Reproduce each line exactly.

▬▬▬▬▬▬▬▬▬▬

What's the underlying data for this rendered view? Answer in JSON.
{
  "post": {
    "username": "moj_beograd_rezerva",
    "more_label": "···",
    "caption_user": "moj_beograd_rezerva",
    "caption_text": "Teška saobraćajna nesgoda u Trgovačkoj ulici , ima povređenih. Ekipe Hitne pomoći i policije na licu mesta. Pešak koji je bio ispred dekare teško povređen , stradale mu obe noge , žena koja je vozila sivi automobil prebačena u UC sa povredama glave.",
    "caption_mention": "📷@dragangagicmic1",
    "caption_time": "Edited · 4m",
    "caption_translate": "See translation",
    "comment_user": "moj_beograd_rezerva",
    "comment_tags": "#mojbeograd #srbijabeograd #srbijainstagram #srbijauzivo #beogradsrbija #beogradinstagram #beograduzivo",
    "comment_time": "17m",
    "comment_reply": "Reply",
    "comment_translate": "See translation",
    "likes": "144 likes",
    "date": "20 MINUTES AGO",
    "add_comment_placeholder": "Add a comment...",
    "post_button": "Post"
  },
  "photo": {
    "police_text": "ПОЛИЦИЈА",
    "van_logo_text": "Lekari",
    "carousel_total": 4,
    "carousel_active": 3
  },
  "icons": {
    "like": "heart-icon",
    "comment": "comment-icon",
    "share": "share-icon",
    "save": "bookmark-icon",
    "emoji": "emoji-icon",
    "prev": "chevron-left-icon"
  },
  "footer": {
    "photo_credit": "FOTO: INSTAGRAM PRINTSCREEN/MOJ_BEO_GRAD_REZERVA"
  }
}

▬▬▬▬▬▬▬▬▬▬

-- Output for this exercise --
What's the underlying data for this rendered view? Answer in JSON.
{
  "post": {
    "username": "moj_beograd_rezerva",
    "more_label": "···",
    "caption_user": "moj_beograd_rezerva",
    "caption_text": "Teška saobraćajna nesgoda u Trgovačkoj ulici , ima povređenih. Ekipe Hitne pomoći i policije na licu mesta. Pešak koji je bio ispred dekare teško povređen , stradale mu obe noge , žena koja je vozila sivi automobil prebačena u UC sa povredama glave.",
    "caption_mention": "📷@dragangagicmic1",
    "caption_time": "Edited · 4m",
    "caption_translate": "See translation",
    "comment_user": "moj_beograd_rezerva",
    "comment_tags": "#mojbeograd #srbijabeograd #srbijainstagram #srbijauzivo #beogradsrbija #beogradinstagram #beograduzivo",
    "comment_time": "17m",
    "comment_reply": "Reply",
    "comment_translate": "See translation",
    "likes": "144 likes",
    "date": "20 MINUTES AGO",
    "add_comment_placeholder": "Add a comment...",
    "post_button": "Post"
  },
  "photo": {
    "police_text": "ПОЛИЦИЈА",
    "van_logo_text": "Lekari",
    "carousel_total": 4,
    "carousel_active": 3
  },
  "icons": {
    "like": "heart-icon",
    "comment": "comment-icon",
    "share": "share-icon",
    "save": "bookmark-icon",
    "emoji": "emoji-icon",
    "prev": "chevron-left-icon"
  },
  "footer": {
    "photo_credit": "FOTO: INSTAGRAM PRINTSCREEN/MOJ_BEO_GRAD_REZERVA"
  }
}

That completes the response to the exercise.